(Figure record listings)
[START]

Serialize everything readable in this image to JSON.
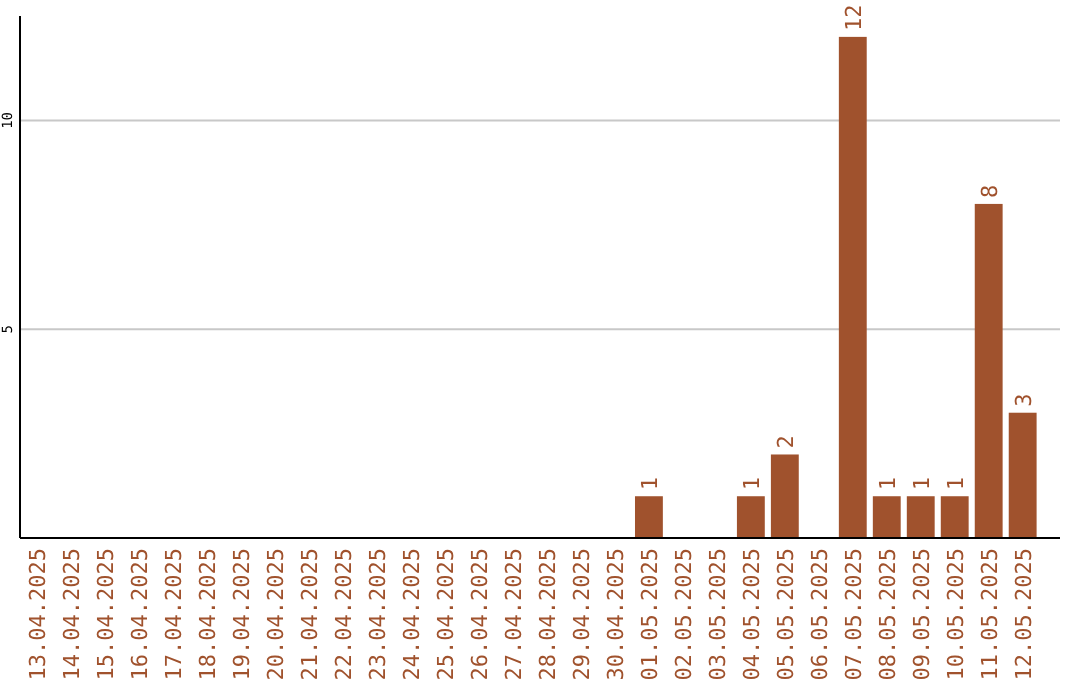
{
  "chart_data": {
    "type": "bar",
    "categories": [
      "13.04.2025",
      "14.04.2025",
      "15.04.2025",
      "16.04.2025",
      "17.04.2025",
      "18.04.2025",
      "19.04.2025",
      "20.04.2025",
      "21.04.2025",
      "22.04.2025",
      "23.04.2025",
      "24.04.2025",
      "25.04.2025",
      "26.04.2025",
      "27.04.2025",
      "28.04.2025",
      "29.04.2025",
      "30.04.2025",
      "01.05.2025",
      "02.05.2025",
      "03.05.2025",
      "04.05.2025",
      "05.05.2025",
      "06.05.2025",
      "07.05.2025",
      "08.05.2025",
      "09.05.2025",
      "10.05.2025",
      "11.05.2025",
      "12.05.2025"
    ],
    "values": [
      0,
      0,
      0,
      0,
      0,
      0,
      0,
      0,
      0,
      0,
      0,
      0,
      0,
      0,
      0,
      0,
      0,
      0,
      1,
      0,
      0,
      1,
      2,
      0,
      12,
      1,
      1,
      1,
      8,
      3
    ],
    "value_labels": [
      null,
      null,
      null,
      null,
      null,
      null,
      null,
      null,
      null,
      null,
      null,
      null,
      null,
      null,
      null,
      null,
      null,
      null,
      "1",
      null,
      null,
      "1",
      "2",
      null,
      "12",
      "1",
      "1",
      "1",
      "8",
      "3"
    ],
    "color": "#a0522d",
    "ylim": [
      0,
      12.5
    ],
    "yticks": [
      5,
      10
    ],
    "grid": "y"
  }
}
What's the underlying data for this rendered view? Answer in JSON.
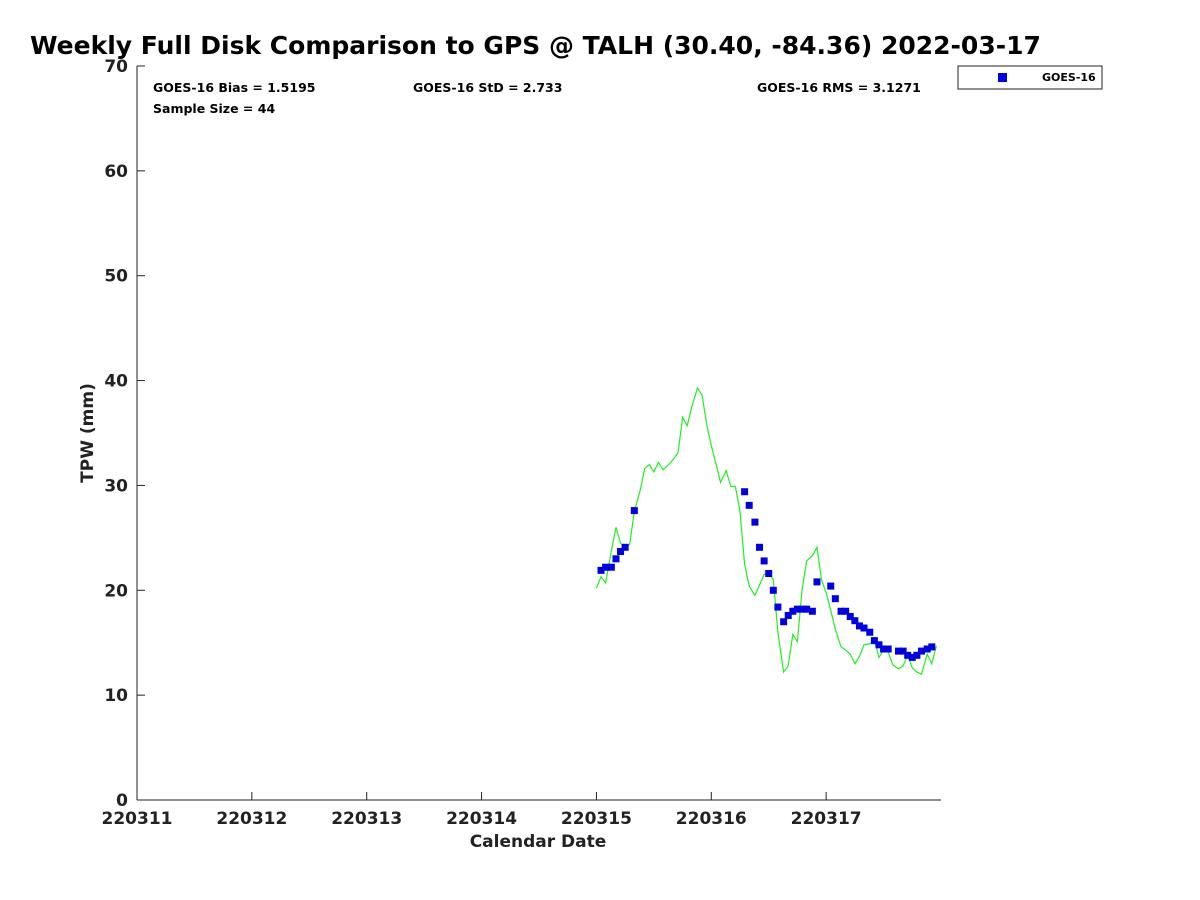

[END]

In the entries above, locate every line with the word "JSON" and copy it.

**Result of this task:**
Serialize everything readable in this image to JSON.
What's the underlying data for this rendered view? Answer in JSON.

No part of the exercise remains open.